» AIM OF THE EXERCISE
Find the lines with "小学教育" in them and copy them out.

» SUPPLIED RECORDS
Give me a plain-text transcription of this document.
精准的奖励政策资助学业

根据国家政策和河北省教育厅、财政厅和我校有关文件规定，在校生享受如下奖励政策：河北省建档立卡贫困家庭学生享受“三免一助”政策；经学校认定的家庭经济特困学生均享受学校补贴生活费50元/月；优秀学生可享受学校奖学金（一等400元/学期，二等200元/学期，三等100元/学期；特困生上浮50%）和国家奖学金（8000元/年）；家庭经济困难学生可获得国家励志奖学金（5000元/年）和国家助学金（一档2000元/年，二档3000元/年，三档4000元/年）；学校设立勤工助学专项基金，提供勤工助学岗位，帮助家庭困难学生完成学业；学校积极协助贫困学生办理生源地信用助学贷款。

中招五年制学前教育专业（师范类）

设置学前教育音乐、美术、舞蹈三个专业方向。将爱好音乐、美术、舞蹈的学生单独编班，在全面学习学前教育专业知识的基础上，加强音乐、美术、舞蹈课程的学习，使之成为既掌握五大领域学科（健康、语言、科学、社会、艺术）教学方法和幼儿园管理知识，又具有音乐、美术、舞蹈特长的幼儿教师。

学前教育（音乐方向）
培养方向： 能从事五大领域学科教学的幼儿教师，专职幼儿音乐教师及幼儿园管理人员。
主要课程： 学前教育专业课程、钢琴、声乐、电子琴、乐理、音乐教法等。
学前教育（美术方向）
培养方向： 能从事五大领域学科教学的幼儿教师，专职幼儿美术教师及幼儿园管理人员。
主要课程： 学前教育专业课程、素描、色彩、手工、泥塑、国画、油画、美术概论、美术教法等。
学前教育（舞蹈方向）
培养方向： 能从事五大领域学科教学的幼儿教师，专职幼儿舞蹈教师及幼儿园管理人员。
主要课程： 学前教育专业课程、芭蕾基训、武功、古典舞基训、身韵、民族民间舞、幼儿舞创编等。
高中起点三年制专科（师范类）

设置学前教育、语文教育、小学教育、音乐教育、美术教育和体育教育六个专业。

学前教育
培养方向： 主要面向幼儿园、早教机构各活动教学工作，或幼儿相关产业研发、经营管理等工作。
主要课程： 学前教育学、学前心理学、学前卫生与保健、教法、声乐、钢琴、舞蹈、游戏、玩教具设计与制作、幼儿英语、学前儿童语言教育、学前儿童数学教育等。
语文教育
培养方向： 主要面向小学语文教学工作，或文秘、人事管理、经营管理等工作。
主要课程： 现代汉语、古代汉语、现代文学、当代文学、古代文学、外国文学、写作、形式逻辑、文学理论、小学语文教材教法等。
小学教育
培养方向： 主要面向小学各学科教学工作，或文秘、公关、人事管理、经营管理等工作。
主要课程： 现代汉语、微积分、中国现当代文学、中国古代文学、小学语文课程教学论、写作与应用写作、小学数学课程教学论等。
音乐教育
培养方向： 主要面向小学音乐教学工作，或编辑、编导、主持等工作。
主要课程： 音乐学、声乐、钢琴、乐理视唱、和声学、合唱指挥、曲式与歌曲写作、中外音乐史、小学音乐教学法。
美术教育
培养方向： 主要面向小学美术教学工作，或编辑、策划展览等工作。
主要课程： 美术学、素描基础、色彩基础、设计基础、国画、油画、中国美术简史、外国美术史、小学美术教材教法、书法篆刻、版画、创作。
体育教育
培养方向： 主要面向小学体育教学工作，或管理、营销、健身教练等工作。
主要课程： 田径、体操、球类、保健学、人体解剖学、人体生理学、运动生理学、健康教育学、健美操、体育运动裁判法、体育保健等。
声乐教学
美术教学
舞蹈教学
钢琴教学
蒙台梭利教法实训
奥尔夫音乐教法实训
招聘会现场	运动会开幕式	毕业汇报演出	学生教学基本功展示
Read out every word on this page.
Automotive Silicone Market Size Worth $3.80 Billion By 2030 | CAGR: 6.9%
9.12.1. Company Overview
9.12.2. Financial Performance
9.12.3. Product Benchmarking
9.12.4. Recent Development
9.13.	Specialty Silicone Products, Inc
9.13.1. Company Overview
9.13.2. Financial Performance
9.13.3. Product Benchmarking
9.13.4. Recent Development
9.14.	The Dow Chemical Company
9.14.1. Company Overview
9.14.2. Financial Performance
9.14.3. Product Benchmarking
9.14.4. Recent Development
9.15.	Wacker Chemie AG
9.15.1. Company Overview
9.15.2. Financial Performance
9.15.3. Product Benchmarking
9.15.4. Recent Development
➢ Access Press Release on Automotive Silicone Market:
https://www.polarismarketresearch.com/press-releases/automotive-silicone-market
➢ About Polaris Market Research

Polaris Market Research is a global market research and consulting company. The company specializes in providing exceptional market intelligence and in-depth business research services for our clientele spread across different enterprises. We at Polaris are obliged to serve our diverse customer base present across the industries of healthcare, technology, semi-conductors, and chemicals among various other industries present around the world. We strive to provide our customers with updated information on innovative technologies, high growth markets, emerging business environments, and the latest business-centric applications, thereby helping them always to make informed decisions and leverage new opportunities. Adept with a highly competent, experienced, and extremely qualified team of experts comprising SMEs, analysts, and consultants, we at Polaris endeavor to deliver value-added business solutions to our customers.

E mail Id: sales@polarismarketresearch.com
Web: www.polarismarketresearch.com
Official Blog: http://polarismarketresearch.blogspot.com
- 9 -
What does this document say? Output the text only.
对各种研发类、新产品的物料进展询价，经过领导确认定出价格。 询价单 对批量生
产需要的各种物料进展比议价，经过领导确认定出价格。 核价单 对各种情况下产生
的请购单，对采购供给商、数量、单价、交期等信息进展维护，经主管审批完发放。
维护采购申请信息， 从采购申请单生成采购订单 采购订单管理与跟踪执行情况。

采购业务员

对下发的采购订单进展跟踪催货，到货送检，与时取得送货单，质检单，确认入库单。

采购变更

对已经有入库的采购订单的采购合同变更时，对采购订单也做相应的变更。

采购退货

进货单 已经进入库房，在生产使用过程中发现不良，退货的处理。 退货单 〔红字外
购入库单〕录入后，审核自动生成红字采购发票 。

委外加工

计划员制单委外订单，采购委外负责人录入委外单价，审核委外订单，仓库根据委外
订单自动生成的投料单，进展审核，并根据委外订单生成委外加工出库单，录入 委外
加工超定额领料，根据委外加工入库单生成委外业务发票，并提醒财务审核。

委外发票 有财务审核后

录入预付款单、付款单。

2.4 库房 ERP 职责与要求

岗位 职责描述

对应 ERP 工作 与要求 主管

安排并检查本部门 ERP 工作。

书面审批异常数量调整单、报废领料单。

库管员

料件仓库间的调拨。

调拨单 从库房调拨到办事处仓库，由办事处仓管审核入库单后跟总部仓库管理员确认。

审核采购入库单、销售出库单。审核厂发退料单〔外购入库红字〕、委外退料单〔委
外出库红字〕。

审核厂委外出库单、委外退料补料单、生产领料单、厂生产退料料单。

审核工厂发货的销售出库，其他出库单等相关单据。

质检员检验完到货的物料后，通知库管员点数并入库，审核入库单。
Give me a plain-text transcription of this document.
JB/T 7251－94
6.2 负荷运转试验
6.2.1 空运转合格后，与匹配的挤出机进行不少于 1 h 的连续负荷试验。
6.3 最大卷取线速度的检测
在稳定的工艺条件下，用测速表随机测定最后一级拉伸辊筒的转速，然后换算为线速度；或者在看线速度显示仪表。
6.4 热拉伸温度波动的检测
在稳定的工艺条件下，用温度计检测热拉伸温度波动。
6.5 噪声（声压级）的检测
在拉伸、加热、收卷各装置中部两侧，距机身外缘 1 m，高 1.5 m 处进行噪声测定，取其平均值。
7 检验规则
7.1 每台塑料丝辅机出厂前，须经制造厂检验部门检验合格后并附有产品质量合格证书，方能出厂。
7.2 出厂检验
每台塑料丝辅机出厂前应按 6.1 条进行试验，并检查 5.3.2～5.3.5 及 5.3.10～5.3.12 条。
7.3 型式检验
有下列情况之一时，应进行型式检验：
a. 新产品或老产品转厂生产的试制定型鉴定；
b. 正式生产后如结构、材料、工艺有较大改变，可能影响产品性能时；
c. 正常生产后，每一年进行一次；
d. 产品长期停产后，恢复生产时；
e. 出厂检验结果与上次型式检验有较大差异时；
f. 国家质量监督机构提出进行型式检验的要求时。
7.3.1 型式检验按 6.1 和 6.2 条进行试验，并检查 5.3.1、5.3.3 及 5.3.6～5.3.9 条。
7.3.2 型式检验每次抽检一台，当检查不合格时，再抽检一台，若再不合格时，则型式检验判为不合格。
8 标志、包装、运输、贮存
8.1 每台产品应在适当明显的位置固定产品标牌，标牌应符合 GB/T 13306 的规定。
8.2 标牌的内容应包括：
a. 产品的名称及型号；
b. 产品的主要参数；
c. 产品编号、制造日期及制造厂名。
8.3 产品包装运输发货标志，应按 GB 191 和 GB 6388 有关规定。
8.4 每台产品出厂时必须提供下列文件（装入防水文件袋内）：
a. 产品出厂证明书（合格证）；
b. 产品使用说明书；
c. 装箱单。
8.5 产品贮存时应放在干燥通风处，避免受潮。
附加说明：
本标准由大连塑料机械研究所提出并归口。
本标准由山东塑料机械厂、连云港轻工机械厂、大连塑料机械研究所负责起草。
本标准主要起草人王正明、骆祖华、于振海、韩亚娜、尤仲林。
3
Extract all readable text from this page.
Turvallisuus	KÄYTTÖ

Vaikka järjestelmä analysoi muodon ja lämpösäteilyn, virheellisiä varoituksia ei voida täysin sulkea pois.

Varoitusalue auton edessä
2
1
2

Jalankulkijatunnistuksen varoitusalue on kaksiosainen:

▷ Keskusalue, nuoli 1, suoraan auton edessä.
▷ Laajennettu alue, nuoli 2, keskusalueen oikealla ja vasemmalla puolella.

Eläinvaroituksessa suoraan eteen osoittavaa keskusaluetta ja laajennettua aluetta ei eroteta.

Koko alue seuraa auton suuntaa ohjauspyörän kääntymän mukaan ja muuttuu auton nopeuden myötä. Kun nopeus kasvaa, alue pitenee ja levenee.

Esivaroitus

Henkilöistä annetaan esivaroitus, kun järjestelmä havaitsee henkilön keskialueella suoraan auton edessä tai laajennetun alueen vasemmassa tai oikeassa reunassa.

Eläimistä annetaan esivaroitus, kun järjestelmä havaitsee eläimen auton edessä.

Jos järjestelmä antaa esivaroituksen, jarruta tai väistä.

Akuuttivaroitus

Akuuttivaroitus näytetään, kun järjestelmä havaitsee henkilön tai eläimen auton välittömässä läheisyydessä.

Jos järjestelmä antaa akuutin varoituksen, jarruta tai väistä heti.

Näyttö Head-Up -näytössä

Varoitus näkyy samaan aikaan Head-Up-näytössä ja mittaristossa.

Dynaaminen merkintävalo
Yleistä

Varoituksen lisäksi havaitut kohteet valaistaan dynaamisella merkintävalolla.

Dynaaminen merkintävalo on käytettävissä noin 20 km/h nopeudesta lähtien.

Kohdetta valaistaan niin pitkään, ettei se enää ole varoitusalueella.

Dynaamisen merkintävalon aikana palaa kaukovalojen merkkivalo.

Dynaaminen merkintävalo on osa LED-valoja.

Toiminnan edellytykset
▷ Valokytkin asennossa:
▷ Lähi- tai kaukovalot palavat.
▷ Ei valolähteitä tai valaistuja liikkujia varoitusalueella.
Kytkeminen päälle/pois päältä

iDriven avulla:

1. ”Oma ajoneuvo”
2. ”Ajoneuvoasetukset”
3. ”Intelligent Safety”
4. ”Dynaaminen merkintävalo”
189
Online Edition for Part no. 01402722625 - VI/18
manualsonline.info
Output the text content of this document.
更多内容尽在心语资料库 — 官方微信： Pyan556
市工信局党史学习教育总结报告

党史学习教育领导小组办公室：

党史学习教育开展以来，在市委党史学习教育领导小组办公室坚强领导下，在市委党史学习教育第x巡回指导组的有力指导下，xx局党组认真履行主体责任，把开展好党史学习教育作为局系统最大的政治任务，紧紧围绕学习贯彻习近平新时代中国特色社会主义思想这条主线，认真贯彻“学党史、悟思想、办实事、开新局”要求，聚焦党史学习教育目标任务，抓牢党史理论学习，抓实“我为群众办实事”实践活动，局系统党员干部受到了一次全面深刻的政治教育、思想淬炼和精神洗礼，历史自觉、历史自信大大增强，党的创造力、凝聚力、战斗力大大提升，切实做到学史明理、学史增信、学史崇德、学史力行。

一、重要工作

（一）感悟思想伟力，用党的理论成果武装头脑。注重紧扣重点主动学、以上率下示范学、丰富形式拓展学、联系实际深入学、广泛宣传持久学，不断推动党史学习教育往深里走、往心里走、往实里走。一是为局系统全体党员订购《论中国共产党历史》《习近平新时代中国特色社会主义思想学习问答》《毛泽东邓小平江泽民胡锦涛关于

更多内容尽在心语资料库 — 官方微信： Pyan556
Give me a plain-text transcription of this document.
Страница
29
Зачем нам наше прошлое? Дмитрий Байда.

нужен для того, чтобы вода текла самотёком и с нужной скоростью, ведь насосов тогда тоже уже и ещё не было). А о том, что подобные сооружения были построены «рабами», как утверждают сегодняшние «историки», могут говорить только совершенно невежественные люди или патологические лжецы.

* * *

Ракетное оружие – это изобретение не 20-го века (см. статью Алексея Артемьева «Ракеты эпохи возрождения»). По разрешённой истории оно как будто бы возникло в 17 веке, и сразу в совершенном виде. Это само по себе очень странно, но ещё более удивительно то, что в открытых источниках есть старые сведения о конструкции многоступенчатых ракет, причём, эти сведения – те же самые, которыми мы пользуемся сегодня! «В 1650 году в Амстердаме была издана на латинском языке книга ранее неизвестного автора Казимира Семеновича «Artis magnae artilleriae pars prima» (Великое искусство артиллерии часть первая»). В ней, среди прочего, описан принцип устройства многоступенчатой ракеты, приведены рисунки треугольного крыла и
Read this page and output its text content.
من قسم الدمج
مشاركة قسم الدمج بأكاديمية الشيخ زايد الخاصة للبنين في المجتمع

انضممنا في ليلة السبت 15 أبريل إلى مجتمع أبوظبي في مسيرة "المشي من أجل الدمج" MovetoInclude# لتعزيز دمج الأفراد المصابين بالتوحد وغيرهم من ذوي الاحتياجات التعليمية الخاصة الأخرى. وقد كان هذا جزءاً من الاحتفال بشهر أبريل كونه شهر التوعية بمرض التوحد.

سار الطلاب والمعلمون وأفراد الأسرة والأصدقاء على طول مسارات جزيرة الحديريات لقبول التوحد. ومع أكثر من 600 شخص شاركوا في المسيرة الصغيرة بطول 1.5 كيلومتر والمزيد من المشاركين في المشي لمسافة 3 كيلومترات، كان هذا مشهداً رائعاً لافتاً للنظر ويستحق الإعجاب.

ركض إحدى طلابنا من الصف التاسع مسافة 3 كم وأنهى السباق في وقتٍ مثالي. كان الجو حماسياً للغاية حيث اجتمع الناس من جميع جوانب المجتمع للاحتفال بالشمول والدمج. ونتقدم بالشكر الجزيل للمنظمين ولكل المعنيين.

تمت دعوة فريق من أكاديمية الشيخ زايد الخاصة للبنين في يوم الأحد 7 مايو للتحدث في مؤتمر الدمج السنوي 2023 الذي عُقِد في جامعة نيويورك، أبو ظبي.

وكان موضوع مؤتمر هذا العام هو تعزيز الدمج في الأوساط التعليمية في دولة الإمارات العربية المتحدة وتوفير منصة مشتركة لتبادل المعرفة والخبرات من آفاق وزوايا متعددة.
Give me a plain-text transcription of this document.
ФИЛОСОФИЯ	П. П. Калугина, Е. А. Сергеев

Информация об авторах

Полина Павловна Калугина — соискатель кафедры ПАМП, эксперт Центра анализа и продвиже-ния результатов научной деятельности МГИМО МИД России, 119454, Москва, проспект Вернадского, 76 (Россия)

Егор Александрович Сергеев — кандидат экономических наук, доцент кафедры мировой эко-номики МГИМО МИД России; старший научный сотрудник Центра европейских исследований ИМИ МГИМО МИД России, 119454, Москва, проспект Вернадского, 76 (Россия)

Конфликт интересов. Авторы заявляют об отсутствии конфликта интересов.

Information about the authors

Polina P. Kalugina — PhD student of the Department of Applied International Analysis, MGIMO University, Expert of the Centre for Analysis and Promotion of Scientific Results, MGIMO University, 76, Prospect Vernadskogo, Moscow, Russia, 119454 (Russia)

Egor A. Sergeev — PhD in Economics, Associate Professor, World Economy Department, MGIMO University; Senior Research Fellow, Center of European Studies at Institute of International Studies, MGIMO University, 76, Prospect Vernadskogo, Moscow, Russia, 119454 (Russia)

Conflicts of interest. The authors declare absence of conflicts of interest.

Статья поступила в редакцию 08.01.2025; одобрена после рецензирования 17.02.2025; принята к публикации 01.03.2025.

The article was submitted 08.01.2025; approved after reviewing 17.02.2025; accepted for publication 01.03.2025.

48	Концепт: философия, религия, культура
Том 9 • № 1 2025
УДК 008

» OUTPUT OF THE EXERCISE
设置学前教育、语文教育、小学教育、音乐教育、美术教育和体育教育六个专业。
小学教育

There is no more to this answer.